Stored entries:
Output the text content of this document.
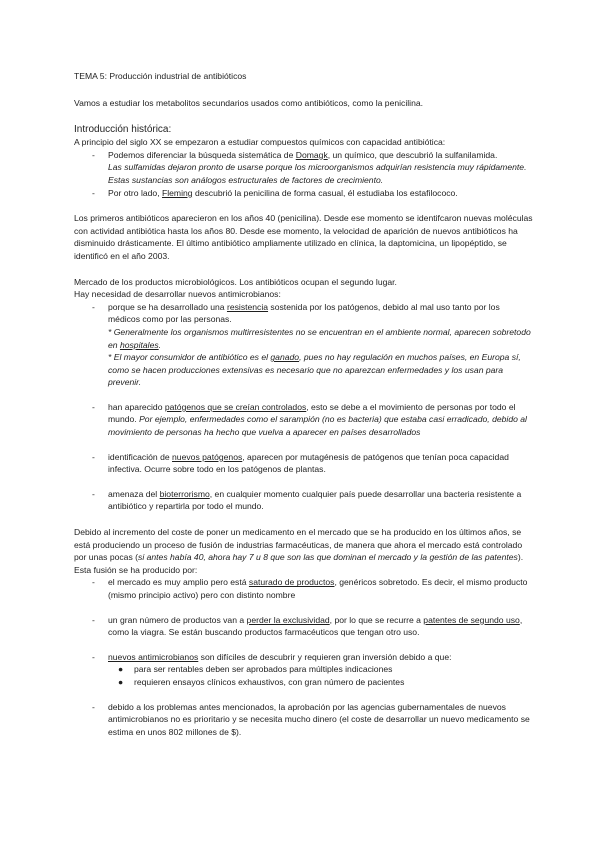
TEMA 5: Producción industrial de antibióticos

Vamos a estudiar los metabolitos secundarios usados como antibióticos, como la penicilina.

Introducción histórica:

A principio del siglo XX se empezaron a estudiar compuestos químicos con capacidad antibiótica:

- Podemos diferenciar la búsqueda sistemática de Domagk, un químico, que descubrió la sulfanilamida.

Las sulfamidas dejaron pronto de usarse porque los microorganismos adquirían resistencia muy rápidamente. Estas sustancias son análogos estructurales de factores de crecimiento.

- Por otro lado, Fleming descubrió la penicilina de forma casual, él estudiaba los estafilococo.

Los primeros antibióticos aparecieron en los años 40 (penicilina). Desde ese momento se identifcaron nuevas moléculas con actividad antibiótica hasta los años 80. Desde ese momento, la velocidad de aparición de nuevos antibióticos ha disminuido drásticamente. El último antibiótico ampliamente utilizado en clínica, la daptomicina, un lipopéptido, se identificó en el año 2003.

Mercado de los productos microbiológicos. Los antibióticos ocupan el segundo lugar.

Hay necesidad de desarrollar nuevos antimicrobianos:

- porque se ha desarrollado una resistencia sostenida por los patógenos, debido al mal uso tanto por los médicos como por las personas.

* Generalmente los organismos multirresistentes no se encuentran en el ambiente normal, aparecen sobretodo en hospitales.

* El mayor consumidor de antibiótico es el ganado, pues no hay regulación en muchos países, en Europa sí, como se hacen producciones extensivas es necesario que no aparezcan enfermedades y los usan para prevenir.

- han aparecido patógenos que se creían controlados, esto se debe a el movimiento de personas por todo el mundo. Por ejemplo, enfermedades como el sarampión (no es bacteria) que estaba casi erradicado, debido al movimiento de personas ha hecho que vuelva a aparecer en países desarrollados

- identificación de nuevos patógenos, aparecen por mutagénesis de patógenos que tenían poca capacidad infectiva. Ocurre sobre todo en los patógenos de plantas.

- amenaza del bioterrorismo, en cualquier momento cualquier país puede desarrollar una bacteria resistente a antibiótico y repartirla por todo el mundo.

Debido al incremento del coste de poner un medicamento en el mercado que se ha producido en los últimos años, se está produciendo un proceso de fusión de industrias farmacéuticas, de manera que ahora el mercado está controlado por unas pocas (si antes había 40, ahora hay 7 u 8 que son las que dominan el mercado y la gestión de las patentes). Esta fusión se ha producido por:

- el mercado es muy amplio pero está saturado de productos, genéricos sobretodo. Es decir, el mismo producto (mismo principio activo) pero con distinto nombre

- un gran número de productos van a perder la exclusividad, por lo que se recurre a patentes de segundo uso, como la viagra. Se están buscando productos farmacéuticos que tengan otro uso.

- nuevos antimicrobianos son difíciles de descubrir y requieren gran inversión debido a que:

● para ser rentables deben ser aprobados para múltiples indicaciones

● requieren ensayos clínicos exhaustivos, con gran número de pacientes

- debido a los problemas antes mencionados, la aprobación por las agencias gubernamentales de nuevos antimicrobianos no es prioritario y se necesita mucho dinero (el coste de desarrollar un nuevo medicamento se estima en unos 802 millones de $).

> [PROBLEM TO WORK ON]:
Every entry, word for word: repeat it, but skip the images.

> [TASK ANSWER]:
Output the text content of this document.
TEMA 5: Producción industrial de antibióticos

Vamos a estudiar los metabolitos secundarios usados como antibióticos, como la penicilina.

Introducción histórica:

A principio del siglo XX se empezaron a estudiar compuestos químicos con capacidad antibiótica:

- Podemos diferenciar la búsqueda sistemática de Domagk, un químico, que descubrió la sulfanilamida.

Las sulfamidas dejaron pronto de usarse porque los microorganismos adquirían resistencia muy rápidamente. Estas sustancias son análogos estructurales de factores de crecimiento.

- Por otro lado, Fleming descubrió la penicilina de forma casual, él estudiaba los estafilococo.

Los primeros antibióticos aparecieron en los años 40 (penicilina). Desde ese momento se identifcaron nuevas moléculas con actividad antibiótica hasta los años 80. Desde ese momento, la velocidad de aparición de nuevos antibióticos ha disminuido drásticamente. El último antibiótico ampliamente utilizado en clínica, la daptomicina, un lipopéptido, se identificó en el año 2003.

Mercado de los productos microbiológicos. Los antibióticos ocupan el segundo lugar.

Hay necesidad de desarrollar nuevos antimicrobianos:

- porque se ha desarrollado una resistencia sostenida por los patógenos, debido al mal uso tanto por los médicos como por las personas.

* Generalmente los organismos multirresistentes no se encuentran en el ambiente normal, aparecen sobretodo en hospitales.

* El mayor consumidor de antibiótico es el ganado, pues no hay regulación en muchos países, en Europa sí, como se hacen producciones extensivas es necesario que no aparezcan enfermedades y los usan para prevenir.

- han aparecido patógenos que se creían controlados, esto se debe a el movimiento de personas por todo el mundo. Por ejemplo, enfermedades como el sarampión (no es bacteria) que estaba casi erradicado, debido al movimiento de personas ha hecho que vuelva a aparecer en países desarrollados

- identificación de nuevos patógenos, aparecen por mutagénesis de patógenos que tenían poca capacidad infectiva. Ocurre sobre todo en los patógenos de plantas.

- amenaza del bioterrorismo, en cualquier momento cualquier país puede desarrollar una bacteria resistente a antibiótico y repartirla por todo el mundo.

Debido al incremento del coste de poner un medicamento en el mercado que se ha producido en los últimos años, se está produciendo un proceso de fusión de industrias farmacéuticas, de manera que ahora el mercado está controlado por unas pocas (si antes había 40, ahora hay 7 u 8 que son las que dominan el mercado y la gestión de las patentes). Esta fusión se ha producido por:

- el mercado es muy amplio pero está saturado de productos, genéricos sobretodo. Es decir, el mismo producto (mismo principio activo) pero con distinto nombre

- un gran número de productos van a perder la exclusividad, por lo que se recurre a patentes de segundo uso, como la viagra. Se están buscando productos farmacéuticos que tengan otro uso.

- nuevos antimicrobianos son difíciles de descubrir y requieren gran inversión debido a que:

● para ser rentables deben ser aprobados para múltiples indicaciones

● requieren ensayos clínicos exhaustivos, con gran número de pacientes

- debido a los problemas antes mencionados, la aprobación por las agencias gubernamentales de nuevos antimicrobianos no es prioritario y se necesita mucho dinero (el coste de desarrollar un nuevo medicamento se estima en unos 802 millones de $).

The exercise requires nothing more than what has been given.